Using the data below, copy each line that includes the word "Year".

(Stored items)

>> Start

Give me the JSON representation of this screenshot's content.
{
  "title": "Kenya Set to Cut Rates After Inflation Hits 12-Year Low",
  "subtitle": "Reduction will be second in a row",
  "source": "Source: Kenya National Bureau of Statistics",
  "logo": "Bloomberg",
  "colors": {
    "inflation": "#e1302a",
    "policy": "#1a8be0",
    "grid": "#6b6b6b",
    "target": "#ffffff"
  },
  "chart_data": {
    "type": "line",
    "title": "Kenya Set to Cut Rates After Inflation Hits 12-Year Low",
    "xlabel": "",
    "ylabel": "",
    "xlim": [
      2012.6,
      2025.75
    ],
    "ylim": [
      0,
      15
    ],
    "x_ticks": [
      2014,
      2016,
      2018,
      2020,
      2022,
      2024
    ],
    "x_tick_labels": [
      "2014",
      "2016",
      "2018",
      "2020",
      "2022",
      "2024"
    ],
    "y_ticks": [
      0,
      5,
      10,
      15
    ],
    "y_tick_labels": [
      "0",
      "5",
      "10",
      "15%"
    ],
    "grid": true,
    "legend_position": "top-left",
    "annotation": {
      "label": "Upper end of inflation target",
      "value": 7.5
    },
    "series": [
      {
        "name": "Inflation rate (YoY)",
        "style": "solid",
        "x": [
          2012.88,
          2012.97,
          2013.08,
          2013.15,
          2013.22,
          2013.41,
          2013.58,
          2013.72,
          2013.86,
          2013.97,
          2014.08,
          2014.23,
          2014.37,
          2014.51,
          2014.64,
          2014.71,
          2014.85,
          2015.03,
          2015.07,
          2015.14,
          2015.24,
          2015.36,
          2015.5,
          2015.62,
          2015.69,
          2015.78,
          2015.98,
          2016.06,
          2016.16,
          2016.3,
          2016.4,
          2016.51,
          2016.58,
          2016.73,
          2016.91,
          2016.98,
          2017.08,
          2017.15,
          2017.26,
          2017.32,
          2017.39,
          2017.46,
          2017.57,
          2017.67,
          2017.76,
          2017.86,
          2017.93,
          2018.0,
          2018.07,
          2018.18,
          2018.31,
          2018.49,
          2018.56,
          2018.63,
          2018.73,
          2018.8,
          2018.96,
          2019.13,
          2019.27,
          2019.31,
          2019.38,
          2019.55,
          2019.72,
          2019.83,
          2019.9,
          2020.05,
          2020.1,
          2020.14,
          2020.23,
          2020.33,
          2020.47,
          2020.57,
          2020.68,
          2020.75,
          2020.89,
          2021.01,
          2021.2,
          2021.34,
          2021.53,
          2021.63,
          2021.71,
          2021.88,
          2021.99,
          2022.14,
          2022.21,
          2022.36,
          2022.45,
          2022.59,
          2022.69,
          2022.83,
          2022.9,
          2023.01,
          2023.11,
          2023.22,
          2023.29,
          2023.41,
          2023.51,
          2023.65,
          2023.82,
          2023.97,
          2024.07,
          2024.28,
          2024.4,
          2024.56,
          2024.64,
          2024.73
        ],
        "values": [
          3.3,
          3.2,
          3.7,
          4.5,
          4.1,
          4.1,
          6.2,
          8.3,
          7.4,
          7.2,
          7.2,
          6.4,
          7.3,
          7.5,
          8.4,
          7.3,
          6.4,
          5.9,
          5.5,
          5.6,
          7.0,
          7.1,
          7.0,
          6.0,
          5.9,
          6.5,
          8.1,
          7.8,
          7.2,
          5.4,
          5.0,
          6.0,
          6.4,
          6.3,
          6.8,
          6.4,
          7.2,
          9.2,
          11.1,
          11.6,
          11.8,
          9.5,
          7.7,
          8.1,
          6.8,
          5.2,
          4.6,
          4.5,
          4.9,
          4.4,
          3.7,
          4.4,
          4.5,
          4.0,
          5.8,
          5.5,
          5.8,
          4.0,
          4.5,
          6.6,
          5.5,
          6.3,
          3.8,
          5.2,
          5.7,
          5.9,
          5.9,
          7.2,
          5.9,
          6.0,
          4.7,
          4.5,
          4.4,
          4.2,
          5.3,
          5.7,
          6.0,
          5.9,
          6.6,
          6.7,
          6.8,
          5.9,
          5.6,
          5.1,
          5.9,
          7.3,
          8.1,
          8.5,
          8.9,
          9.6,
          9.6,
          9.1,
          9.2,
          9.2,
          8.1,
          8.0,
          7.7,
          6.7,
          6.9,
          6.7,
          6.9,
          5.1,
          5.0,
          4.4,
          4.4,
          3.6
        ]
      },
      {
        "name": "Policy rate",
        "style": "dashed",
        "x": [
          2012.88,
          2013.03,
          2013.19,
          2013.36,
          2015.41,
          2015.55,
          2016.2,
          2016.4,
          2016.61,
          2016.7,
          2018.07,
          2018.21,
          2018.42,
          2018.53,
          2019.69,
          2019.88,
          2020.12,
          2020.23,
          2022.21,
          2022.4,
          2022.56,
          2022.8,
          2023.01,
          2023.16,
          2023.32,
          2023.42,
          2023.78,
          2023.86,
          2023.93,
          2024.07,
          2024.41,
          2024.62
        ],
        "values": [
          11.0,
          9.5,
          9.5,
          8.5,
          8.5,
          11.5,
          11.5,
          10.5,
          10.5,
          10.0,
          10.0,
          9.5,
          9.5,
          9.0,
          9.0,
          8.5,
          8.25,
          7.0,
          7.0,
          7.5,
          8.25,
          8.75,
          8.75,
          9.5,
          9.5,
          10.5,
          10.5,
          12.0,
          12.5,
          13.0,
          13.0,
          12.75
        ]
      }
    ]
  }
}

>> End
>> Start

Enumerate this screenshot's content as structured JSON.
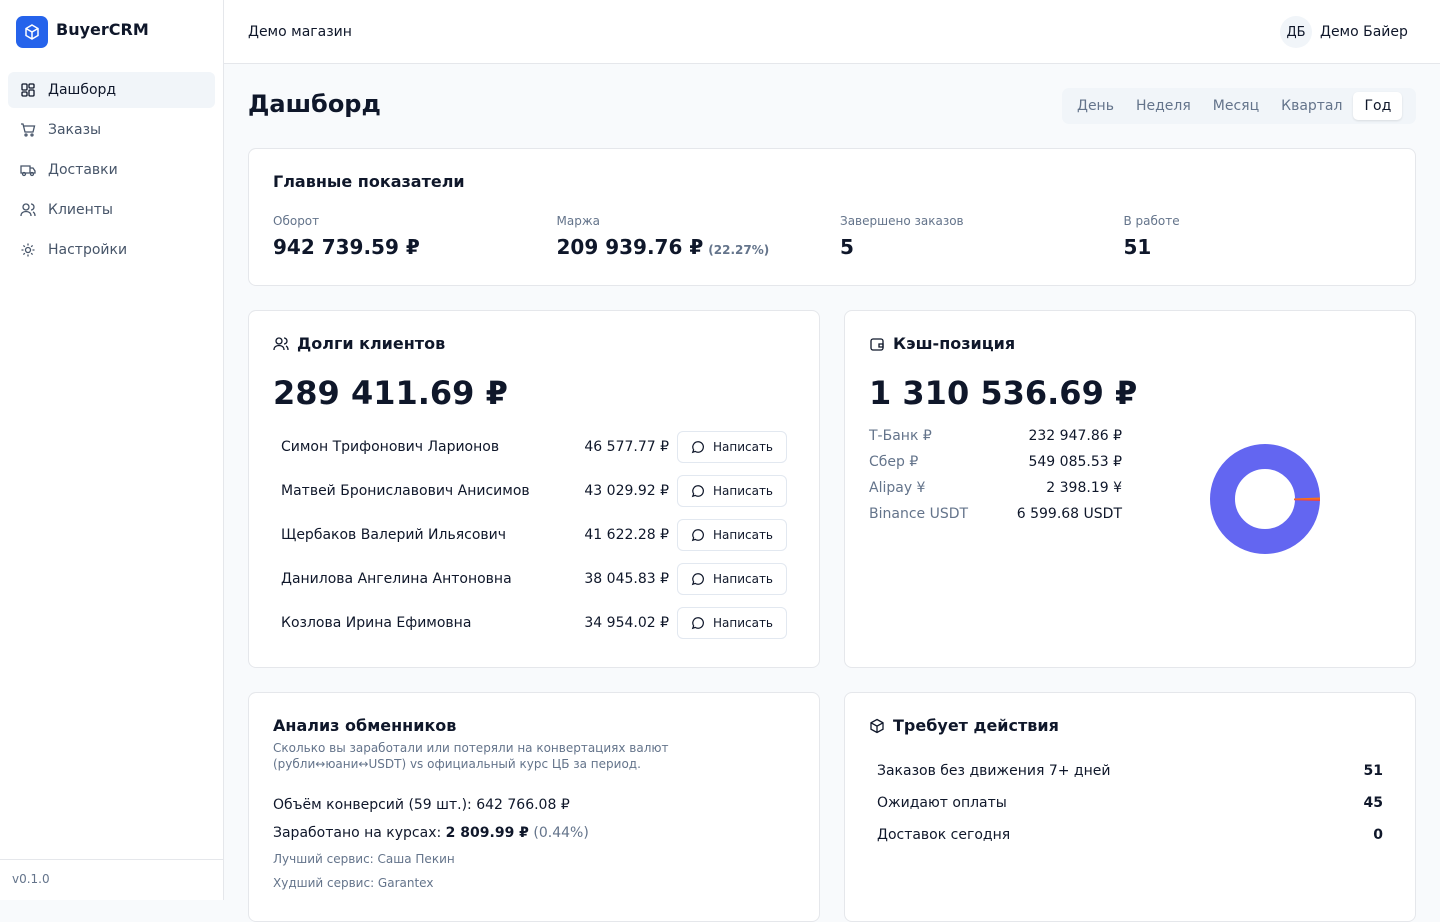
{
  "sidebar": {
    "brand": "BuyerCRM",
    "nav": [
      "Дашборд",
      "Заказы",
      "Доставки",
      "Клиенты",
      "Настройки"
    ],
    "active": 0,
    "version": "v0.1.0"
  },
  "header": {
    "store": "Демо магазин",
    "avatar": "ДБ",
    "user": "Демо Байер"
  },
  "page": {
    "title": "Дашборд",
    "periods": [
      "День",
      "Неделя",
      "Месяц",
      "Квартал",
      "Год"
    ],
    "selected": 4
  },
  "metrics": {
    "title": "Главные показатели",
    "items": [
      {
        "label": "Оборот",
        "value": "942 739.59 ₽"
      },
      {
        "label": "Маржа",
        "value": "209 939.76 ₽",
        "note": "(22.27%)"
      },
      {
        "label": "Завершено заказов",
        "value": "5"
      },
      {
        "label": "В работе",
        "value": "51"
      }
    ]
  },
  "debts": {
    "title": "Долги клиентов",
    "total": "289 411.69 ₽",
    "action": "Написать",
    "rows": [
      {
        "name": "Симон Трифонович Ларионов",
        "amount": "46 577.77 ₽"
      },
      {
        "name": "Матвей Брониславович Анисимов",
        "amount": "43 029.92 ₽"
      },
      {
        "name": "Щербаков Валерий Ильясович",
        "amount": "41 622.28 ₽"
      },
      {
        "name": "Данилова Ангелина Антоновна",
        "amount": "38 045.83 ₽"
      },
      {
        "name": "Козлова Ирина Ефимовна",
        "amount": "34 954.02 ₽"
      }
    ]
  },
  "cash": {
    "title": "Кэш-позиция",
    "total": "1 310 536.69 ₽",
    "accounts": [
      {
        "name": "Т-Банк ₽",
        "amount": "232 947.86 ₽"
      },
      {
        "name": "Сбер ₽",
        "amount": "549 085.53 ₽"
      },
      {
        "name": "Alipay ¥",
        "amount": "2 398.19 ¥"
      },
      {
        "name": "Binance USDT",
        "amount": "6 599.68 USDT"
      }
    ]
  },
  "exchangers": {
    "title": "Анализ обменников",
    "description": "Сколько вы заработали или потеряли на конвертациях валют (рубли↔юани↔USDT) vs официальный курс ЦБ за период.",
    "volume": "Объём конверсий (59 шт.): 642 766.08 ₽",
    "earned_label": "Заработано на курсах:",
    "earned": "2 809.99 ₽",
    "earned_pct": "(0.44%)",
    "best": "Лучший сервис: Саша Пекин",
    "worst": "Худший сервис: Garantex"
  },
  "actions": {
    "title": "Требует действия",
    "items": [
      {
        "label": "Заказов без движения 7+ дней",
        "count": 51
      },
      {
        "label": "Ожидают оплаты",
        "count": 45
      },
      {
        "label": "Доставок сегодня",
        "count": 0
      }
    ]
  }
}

>> End

* **COMPLETED EXERCISE**:
  "title": "Kenya Set to Cut Rates After Inflation Hits 12-Year Low",
    "title": "Kenya Set to Cut Rates After Inflation Hits 12-Year Low",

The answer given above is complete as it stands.